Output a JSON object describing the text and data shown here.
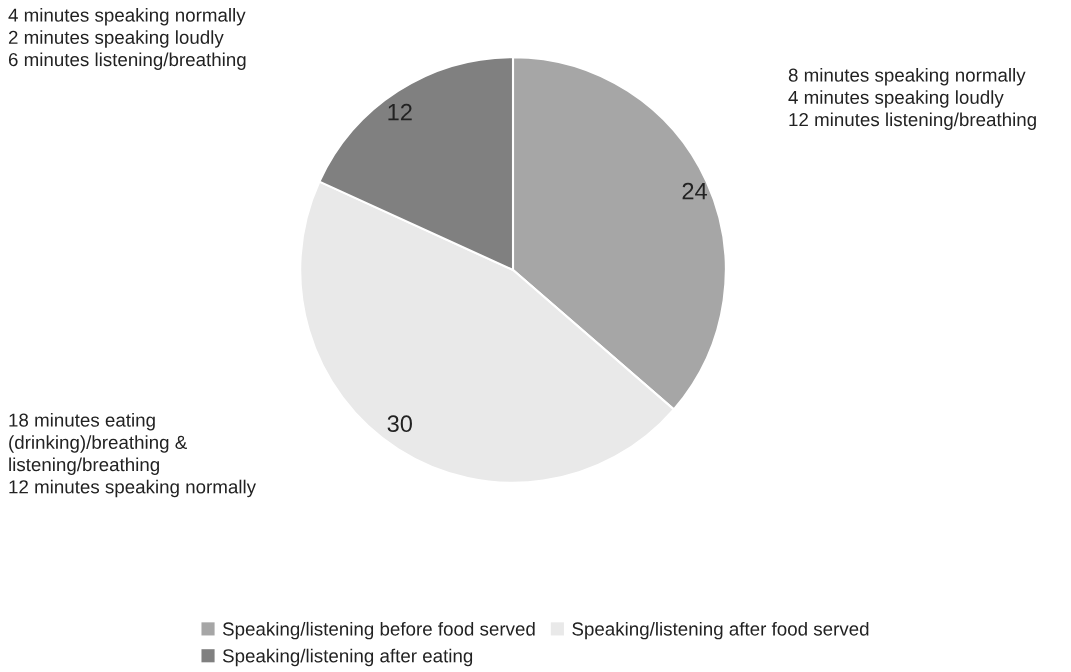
{
  "chart_data": {
    "type": "pie",
    "categories": [
      "Speaking/listening before food served",
      "Speaking/listening after food served",
      "Speaking/listening after eating"
    ],
    "values": [
      24,
      30,
      12
    ],
    "colors": [
      "#a6a6a6",
      "#e9e9e9",
      "#808080"
    ],
    "data_labels": true,
    "legend": "bottom",
    "annotations": [
      "8 minutes speaking normally\n4 minutes speaking loudly\n12 minutes listening/breathing",
      "18 minutes eating\n(drinking)/breathing &\nlistening/breathing\n12 minutes speaking normally",
      "4 minutes speaking normally\n2 minutes speaking loudly\n6 minutes listening/breathing"
    ]
  }
}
◇ ◇ ◇ ◇ ◇
Reproduce the whole listing word for word, setting aside any pictures.

Exercise result:
Output a JSON object describing the text and data shown here.
{
  "chart_data": {
    "type": "pie",
    "categories": [
      "Speaking/listening before food served",
      "Speaking/listening after food served",
      "Speaking/listening after eating"
    ],
    "values": [
      24,
      30,
      12
    ],
    "colors": [
      "#a6a6a6",
      "#e9e9e9",
      "#808080"
    ],
    "data_labels": true,
    "legend": "bottom",
    "annotations": [
      "8 minutes speaking normally\n4 minutes speaking loudly\n12 minutes listening/breathing",
      "18 minutes eating\n(drinking)/breathing &\nlistening/breathing\n12 minutes speaking normally",
      "4 minutes speaking normally\n2 minutes speaking loudly\n6 minutes listening/breathing"
    ]
  }
}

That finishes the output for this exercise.